Data entries:
━━━

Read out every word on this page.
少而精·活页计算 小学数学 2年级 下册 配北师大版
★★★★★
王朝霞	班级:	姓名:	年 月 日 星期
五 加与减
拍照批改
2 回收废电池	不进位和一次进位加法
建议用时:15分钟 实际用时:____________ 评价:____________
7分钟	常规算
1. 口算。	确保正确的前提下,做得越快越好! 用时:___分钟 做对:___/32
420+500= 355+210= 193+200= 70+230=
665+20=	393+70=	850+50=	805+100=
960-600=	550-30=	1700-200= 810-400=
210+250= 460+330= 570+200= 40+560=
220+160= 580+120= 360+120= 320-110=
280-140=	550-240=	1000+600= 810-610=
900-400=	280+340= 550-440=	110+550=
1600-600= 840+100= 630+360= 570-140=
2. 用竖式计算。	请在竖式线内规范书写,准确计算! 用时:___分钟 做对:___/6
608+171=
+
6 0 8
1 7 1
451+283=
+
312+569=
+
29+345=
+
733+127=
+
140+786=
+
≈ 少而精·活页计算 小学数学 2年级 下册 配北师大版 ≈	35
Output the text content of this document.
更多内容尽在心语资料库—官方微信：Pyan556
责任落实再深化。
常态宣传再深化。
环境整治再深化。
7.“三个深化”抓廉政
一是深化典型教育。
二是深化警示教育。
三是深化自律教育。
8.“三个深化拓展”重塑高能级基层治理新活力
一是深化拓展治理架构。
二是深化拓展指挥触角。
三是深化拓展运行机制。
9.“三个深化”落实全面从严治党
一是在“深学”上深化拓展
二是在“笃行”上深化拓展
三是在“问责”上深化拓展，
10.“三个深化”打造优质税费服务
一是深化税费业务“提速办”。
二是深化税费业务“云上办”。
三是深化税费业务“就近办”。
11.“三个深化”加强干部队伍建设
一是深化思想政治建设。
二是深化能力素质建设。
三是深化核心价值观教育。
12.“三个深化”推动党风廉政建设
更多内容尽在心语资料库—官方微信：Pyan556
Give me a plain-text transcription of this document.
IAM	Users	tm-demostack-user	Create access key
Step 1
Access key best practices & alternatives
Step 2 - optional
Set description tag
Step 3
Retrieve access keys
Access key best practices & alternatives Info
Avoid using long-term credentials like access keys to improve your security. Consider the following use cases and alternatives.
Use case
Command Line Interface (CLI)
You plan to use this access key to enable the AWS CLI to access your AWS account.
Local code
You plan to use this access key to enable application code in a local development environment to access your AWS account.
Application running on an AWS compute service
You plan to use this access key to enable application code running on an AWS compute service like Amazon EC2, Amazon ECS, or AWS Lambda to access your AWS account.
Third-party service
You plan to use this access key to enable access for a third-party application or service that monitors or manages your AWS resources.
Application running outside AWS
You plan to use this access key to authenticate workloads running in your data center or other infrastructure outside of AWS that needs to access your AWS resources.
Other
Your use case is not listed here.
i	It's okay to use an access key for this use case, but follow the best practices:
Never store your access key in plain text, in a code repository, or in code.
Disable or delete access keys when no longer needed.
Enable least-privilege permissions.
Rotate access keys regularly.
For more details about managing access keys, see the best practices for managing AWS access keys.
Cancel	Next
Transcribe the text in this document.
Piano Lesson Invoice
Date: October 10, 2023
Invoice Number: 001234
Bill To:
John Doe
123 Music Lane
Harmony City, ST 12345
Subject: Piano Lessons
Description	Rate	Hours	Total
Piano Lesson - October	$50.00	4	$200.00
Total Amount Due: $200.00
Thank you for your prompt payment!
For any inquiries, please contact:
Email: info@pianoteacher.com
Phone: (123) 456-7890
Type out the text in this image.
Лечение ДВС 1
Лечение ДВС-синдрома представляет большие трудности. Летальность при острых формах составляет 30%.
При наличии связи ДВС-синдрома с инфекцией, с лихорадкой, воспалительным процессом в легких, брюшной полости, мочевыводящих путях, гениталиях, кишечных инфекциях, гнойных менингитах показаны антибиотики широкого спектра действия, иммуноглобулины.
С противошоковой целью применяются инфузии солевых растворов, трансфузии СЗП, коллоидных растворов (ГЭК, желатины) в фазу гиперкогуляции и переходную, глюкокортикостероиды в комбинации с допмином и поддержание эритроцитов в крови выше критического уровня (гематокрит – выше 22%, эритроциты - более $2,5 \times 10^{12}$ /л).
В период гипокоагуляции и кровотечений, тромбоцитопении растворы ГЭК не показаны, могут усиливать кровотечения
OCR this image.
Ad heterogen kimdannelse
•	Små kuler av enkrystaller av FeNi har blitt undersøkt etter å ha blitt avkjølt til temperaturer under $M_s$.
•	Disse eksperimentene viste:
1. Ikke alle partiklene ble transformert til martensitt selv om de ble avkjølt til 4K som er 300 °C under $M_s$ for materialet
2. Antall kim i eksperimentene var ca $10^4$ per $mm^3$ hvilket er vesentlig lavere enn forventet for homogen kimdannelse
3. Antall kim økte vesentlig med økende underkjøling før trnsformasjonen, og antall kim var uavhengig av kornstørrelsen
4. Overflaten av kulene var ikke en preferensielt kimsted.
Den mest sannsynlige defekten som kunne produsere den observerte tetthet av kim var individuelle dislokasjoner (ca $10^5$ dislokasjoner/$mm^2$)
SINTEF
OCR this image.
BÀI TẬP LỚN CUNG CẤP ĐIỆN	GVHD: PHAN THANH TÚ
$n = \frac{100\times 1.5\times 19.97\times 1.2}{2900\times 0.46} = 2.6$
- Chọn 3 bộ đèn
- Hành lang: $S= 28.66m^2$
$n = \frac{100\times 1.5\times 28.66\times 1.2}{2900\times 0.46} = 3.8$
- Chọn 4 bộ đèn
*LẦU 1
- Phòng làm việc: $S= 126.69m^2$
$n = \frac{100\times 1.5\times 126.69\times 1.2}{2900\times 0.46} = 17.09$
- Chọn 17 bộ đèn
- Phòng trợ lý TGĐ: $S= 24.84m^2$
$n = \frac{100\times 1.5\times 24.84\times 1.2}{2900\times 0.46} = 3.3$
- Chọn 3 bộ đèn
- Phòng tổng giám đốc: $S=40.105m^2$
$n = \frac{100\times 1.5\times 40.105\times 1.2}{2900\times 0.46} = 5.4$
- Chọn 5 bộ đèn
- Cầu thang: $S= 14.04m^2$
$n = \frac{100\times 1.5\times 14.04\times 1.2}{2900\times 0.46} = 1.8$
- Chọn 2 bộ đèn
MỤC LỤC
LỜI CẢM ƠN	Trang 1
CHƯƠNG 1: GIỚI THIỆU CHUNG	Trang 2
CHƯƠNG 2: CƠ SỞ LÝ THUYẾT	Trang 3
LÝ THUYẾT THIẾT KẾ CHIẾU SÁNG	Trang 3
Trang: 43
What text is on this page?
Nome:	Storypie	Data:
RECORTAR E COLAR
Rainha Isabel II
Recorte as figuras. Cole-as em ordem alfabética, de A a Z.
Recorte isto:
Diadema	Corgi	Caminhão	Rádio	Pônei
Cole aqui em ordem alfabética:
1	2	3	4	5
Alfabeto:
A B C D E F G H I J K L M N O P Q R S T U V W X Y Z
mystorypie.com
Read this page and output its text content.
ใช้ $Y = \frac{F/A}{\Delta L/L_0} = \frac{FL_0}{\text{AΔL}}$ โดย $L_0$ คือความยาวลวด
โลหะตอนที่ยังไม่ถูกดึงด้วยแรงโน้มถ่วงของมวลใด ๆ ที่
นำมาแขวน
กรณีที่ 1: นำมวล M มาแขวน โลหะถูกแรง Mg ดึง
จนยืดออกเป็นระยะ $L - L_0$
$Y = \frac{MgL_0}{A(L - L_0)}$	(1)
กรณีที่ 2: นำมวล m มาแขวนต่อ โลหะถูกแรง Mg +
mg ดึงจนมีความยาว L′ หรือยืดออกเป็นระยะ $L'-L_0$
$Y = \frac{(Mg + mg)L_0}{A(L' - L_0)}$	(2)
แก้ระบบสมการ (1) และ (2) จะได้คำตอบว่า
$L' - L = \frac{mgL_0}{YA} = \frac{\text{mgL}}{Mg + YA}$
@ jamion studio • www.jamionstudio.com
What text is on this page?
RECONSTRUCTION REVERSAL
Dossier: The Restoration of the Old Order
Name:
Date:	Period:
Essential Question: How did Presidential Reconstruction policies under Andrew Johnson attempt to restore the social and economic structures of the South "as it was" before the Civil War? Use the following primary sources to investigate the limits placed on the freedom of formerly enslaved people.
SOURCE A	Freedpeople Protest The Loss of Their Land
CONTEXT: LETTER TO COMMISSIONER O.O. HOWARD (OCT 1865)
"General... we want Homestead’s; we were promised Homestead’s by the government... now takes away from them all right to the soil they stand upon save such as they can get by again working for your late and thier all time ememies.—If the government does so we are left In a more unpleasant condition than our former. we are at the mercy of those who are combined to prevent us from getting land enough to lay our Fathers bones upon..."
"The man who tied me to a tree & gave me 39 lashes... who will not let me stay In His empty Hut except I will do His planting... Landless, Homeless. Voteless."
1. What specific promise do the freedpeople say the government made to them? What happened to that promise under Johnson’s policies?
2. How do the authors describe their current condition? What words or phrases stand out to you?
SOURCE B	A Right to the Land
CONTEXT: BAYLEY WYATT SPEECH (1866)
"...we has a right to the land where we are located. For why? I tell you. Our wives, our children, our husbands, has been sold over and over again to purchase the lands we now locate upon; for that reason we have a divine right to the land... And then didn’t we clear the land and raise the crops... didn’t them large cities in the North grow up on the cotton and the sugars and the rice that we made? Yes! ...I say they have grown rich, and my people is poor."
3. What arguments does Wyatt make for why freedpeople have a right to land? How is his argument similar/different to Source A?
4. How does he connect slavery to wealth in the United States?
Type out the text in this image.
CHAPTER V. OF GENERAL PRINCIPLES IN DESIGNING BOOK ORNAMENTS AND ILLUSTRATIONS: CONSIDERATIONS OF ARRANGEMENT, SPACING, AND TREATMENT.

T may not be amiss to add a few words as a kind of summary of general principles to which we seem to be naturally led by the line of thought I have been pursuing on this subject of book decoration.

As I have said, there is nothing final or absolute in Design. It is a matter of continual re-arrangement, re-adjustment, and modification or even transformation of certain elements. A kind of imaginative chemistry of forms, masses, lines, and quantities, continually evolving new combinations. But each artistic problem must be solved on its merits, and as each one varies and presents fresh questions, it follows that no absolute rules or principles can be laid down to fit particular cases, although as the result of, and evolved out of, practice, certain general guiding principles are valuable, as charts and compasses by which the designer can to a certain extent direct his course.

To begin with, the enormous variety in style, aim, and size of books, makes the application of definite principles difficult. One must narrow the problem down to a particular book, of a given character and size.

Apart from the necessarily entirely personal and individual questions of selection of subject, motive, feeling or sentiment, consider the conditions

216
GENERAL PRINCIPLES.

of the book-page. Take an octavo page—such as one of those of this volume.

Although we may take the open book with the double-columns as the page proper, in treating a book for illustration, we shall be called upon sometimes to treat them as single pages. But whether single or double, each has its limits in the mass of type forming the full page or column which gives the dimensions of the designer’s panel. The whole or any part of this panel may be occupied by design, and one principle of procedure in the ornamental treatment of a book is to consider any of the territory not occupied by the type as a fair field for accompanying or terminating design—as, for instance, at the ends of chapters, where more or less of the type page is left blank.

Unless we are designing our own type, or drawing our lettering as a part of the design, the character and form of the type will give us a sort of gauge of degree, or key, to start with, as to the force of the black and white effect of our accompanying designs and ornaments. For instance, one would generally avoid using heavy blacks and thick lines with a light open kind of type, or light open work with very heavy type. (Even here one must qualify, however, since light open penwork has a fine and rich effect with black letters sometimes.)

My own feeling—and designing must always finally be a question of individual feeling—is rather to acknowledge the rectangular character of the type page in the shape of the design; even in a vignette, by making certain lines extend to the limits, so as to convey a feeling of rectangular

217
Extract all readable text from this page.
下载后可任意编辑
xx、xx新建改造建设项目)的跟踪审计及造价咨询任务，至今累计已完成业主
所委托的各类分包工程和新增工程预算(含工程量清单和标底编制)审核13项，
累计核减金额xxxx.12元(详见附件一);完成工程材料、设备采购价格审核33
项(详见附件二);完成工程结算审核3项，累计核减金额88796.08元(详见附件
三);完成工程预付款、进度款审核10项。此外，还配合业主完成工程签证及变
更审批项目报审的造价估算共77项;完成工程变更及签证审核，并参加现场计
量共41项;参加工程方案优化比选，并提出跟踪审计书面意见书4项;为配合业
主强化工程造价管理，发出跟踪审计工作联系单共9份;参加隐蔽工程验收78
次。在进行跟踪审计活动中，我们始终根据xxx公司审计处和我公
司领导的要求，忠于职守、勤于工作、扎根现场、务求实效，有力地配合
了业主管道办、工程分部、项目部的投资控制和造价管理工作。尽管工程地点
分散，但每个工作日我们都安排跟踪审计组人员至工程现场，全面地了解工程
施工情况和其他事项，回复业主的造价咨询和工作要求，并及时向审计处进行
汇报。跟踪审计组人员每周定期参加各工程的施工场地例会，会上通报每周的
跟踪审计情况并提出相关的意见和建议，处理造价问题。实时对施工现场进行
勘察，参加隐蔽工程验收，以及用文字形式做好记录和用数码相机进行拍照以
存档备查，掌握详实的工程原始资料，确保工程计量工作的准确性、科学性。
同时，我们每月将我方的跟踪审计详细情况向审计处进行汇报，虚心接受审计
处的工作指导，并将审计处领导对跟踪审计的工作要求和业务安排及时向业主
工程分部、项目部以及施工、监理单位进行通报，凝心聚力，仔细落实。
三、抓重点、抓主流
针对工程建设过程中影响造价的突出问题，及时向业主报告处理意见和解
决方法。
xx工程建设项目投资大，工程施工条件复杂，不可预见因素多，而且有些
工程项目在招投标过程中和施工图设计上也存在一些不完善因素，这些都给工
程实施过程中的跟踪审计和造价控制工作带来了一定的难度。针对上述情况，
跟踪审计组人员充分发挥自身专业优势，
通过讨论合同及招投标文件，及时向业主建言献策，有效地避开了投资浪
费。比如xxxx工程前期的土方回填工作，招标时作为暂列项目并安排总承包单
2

━━━

◆ Task statement ◆
Only lines that contain the word "will" are wanted; copy each of them.

◆ Answer ◆
"The man who tied me to a tree & gave me 39 lashes... who will not let me stay In His empty Hut except I will do His planting... Landless, Homeless. Voteless."
Unless we are designing our own type, or drawing our lettering as a part of the design, the character and form of the type will give us a sort of gauge of degree, or key, to start with, as to the force of the black and white effect of our accompanying designs and ornaments. For instance, one would generally avoid using heavy blacks and thick lines with a light open kind of type, or light open work with very heavy type. (Even here one must qualify, however, since light open penwork has a fine and rich effect with black letters sometimes.)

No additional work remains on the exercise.